• _Short problem_: Copy all lines of the listing that include the string "xlabel".

(Dataset entries on figures)
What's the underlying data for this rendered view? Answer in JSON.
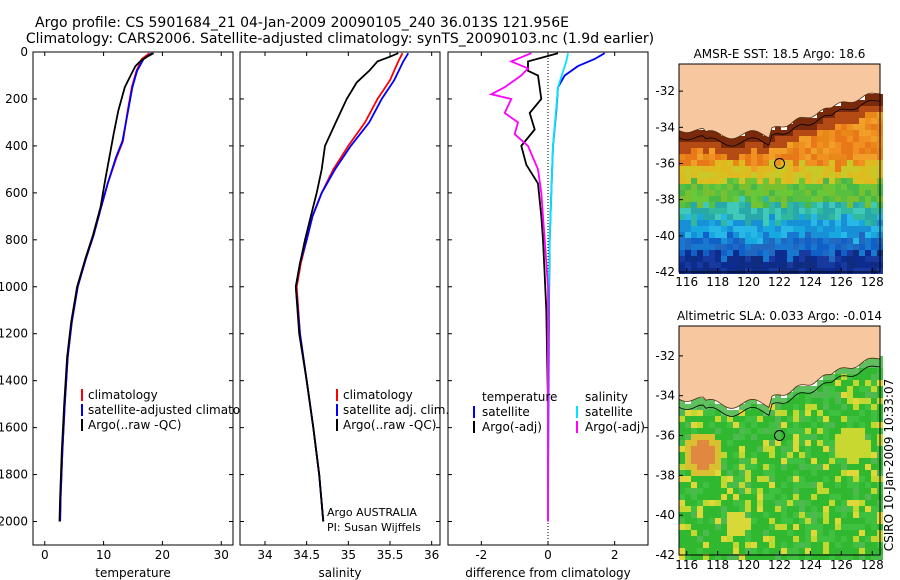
{
  "header": {
    "line1": "Argo profile: CS 5901684_21 04-Jan-2009 20090105_240 36.013S 121.956E",
    "line2": "Climatology: CARS2006. Satellite-adjusted climatology: synTS_20090103.nc (1.9d earlier)"
  },
  "colors": {
    "climatology": "#ff0000",
    "satellite": "#0000ff",
    "argo": "#000000",
    "satellite_sal_diff": "#00e5ff",
    "argo_sal_diff": "#ff00ff",
    "land": "#f7c8a0"
  },
  "chart_data": [
    {
      "type": "line",
      "panel": "temperature",
      "xlabel": "temperature",
      "xlim": [
        -2,
        32
      ],
      "ylim": [
        0,
        2100
      ],
      "y_reversed": true,
      "xticks": [
        "0",
        "10",
        "20",
        "30"
      ],
      "yticks": [
        "0",
        "200",
        "400",
        "600",
        "800",
        "1000",
        "1200",
        "1400",
        "1600",
        "1800",
        "2000"
      ],
      "legend_position": "lower-right",
      "series": [
        {
          "name": "climatology",
          "color": "#ff0000",
          "points": [
            [
              17.8,
              5
            ],
            [
              16.5,
              30
            ],
            [
              15.6,
              80
            ],
            [
              14.8,
              150
            ],
            [
              14.1,
              250
            ],
            [
              13.3,
              380
            ],
            [
              12.2,
              450
            ],
            [
              10.7,
              560
            ],
            [
              9.6,
              660
            ],
            [
              8.3,
              780
            ],
            [
              7.0,
              880
            ],
            [
              5.6,
              1000
            ],
            [
              4.6,
              1150
            ],
            [
              3.9,
              1300
            ],
            [
              3.4,
              1500
            ],
            [
              3.0,
              1700
            ],
            [
              2.7,
              1900
            ],
            [
              2.6,
              2000
            ]
          ]
        },
        {
          "name": "satellite-adjusted climatology",
          "color": "#0000ff",
          "points": [
            [
              18.2,
              5
            ],
            [
              16.8,
              30
            ],
            [
              15.7,
              80
            ],
            [
              14.9,
              150
            ],
            [
              14.1,
              260
            ],
            [
              13.2,
              380
            ],
            [
              12.1,
              450
            ],
            [
              10.7,
              560
            ],
            [
              9.6,
              660
            ],
            [
              8.3,
              780
            ],
            [
              7.0,
              880
            ],
            [
              5.6,
              1000
            ],
            [
              4.6,
              1150
            ],
            [
              3.9,
              1300
            ],
            [
              3.4,
              1500
            ],
            [
              3.0,
              1700
            ],
            [
              2.7,
              1900
            ],
            [
              2.6,
              2000
            ]
          ]
        },
        {
          "name": "Argo(..raw -QC)",
          "color": "#000000",
          "points": [
            [
              18.5,
              5
            ],
            [
              17.4,
              20
            ],
            [
              16.2,
              40
            ],
            [
              15.4,
              60
            ],
            [
              14.6,
              100
            ],
            [
              13.6,
              150
            ],
            [
              12.5,
              250
            ],
            [
              11.7,
              350
            ],
            [
              11.2,
              420
            ],
            [
              10.3,
              540
            ],
            [
              9.5,
              660
            ],
            [
              8.2,
              780
            ],
            [
              6.9,
              880
            ],
            [
              5.5,
              1000
            ],
            [
              4.5,
              1150
            ],
            [
              3.8,
              1300
            ],
            [
              3.3,
              1500
            ],
            [
              2.9,
              1700
            ],
            [
              2.6,
              1900
            ],
            [
              2.5,
              2000
            ]
          ]
        }
      ],
      "legend_labels": [
        "climatology",
        "satellite-adjusted climatology",
        "Argo(..raw -QC)"
      ]
    },
    {
      "type": "line",
      "panel": "salinity",
      "xlabel": "salinity",
      "xlim": [
        33.7,
        36.1
      ],
      "ylim": [
        0,
        2100
      ],
      "y_reversed": true,
      "xticks": [
        "34",
        "34.5",
        "35",
        "35.5",
        "36"
      ],
      "legend_position": "lower-right",
      "series": [
        {
          "name": "climatology",
          "color": "#ff0000",
          "points": [
            [
              35.65,
              5
            ],
            [
              35.6,
              40
            ],
            [
              35.5,
              120
            ],
            [
              35.35,
              200
            ],
            [
              35.2,
              300
            ],
            [
              35.0,
              400
            ],
            [
              34.82,
              500
            ],
            [
              34.68,
              600
            ],
            [
              34.57,
              700
            ],
            [
              34.5,
              800
            ],
            [
              34.43,
              900
            ],
            [
              34.38,
              1000
            ],
            [
              34.42,
              1200
            ],
            [
              34.5,
              1400
            ],
            [
              34.58,
              1600
            ],
            [
              34.65,
              1800
            ],
            [
              34.7,
              2000
            ]
          ]
        },
        {
          "name": "satellite adj. clim.",
          "color": "#0000ff",
          "points": [
            [
              35.72,
              5
            ],
            [
              35.66,
              40
            ],
            [
              35.55,
              120
            ],
            [
              35.4,
              200
            ],
            [
              35.25,
              300
            ],
            [
              35.03,
              400
            ],
            [
              34.84,
              500
            ],
            [
              34.68,
              600
            ],
            [
              34.57,
              700
            ],
            [
              34.5,
              800
            ],
            [
              34.42,
              900
            ],
            [
              34.37,
              1000
            ],
            [
              34.42,
              1200
            ],
            [
              34.5,
              1400
            ],
            [
              34.58,
              1600
            ],
            [
              34.65,
              1800
            ],
            [
              34.7,
              2000
            ]
          ]
        },
        {
          "name": "Argo(..raw -QC)",
          "color": "#000000",
          "points": [
            [
              35.6,
              5
            ],
            [
              35.5,
              20
            ],
            [
              35.35,
              40
            ],
            [
              35.25,
              80
            ],
            [
              35.1,
              130
            ],
            [
              34.98,
              200
            ],
            [
              34.85,
              300
            ],
            [
              34.72,
              400
            ],
            [
              34.68,
              500
            ],
            [
              34.62,
              600
            ],
            [
              34.55,
              700
            ],
            [
              34.48,
              800
            ],
            [
              34.42,
              900
            ],
            [
              34.37,
              1000
            ],
            [
              34.41,
              1200
            ],
            [
              34.5,
              1400
            ],
            [
              34.58,
              1600
            ],
            [
              34.65,
              1800
            ],
            [
              34.7,
              2000
            ]
          ]
        }
      ],
      "legend_labels": [
        "climatology",
        "satellite adj. clim.",
        "Argo(..raw -QC)"
      ],
      "annotation": [
        "Argo AUSTRALIA",
        "PI: Susan Wijffels"
      ]
    },
    {
      "type": "line",
      "panel": "difference",
      "xlabel": "difference from climatology",
      "xlim": [
        -3,
        3
      ],
      "ylim": [
        0,
        2100
      ],
      "y_reversed": true,
      "xticks": [
        "-2",
        "0",
        "2"
      ],
      "zero_line": "dotted",
      "legend_position": "lower",
      "series": [
        {
          "name": "temperature satellite",
          "color": "#0000ff",
          "points": [
            [
              1.7,
              5
            ],
            [
              1.4,
              30
            ],
            [
              0.9,
              60
            ],
            [
              0.5,
              100
            ],
            [
              0.3,
              150
            ],
            [
              0.25,
              250
            ],
            [
              0.15,
              400
            ],
            [
              0.1,
              600
            ],
            [
              0.05,
              800
            ],
            [
              0.02,
              1200
            ],
            [
              0.0,
              2000
            ]
          ]
        },
        {
          "name": "temperature Argo(-adj)",
          "color": "#000000",
          "points": [
            [
              0.3,
              5
            ],
            [
              -0.6,
              40
            ],
            [
              -0.6,
              80
            ],
            [
              -0.3,
              100
            ],
            [
              -0.2,
              200
            ],
            [
              -0.55,
              260
            ],
            [
              -0.4,
              330
            ],
            [
              -0.8,
              400
            ],
            [
              -0.65,
              480
            ],
            [
              -0.3,
              560
            ],
            [
              -0.2,
              700
            ],
            [
              -0.15,
              800
            ],
            [
              -0.1,
              950
            ],
            [
              -0.05,
              1100
            ],
            [
              0.0,
              1500
            ],
            [
              0.0,
              2000
            ]
          ]
        },
        {
          "name": "salinity satellite",
          "color": "#00e5ff",
          "points": [
            [
              0.6,
              5
            ],
            [
              0.55,
              40
            ],
            [
              0.3,
              150
            ],
            [
              0.15,
              400
            ],
            [
              0.05,
              800
            ],
            [
              0.0,
              1200
            ],
            [
              0.0,
              2000
            ]
          ]
        },
        {
          "name": "salinity Argo(-adj)",
          "color": "#ff00ff",
          "points": [
            [
              -0.5,
              5
            ],
            [
              -1.1,
              40
            ],
            [
              -0.6,
              70
            ],
            [
              -0.8,
              100
            ],
            [
              -1.3,
              150
            ],
            [
              -1.7,
              180
            ],
            [
              -1.1,
              200
            ],
            [
              -1.3,
              260
            ],
            [
              -0.9,
              300
            ],
            [
              -1.0,
              350
            ],
            [
              -0.6,
              400
            ],
            [
              -0.3,
              500
            ],
            [
              -0.2,
              600
            ],
            [
              -0.1,
              800
            ],
            [
              0.0,
              1000
            ],
            [
              0.0,
              2000
            ]
          ]
        }
      ],
      "legend_columns": [
        {
          "title": "temperature",
          "items": [
            "satellite",
            "Argo(-adj)"
          ]
        },
        {
          "title": "salinity",
          "items": [
            "satellite",
            "Argo(-adj)"
          ]
        }
      ]
    },
    {
      "type": "heatmap",
      "panel": "sst-map",
      "title": "AMSR-E SST: 18.5 Argo: 18.6",
      "xlim": [
        115.5,
        128.5
      ],
      "ylim": [
        -42,
        -30.5
      ],
      "xticks": [
        "116",
        "118",
        "120",
        "122",
        "124",
        "126",
        "128"
      ],
      "yticks": [
        "-32",
        "-34",
        "-36",
        "-38",
        "-40",
        "-42"
      ],
      "float_position": [
        122.0,
        -36.0
      ]
    },
    {
      "type": "heatmap",
      "panel": "sla-map",
      "title": "Altimetric SLA: 0.033 Argo: -0.014",
      "xlim": [
        115.5,
        128.5
      ],
      "ylim": [
        -42,
        -30.5
      ],
      "xticks": [
        "116",
        "118",
        "120",
        "122",
        "124",
        "126",
        "128"
      ],
      "yticks": [
        "-32",
        "-34",
        "-36",
        "-38",
        "-40",
        "-42"
      ],
      "float_position": [
        122.0,
        -36.0
      ]
    }
  ],
  "side_label": "CSIRO 10-Jan-2009 10:33:07"
}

• _Written response_:
      "xlabel": "temperature",
      "xlabel": "salinity",
      "xlabel": "difference from climatology",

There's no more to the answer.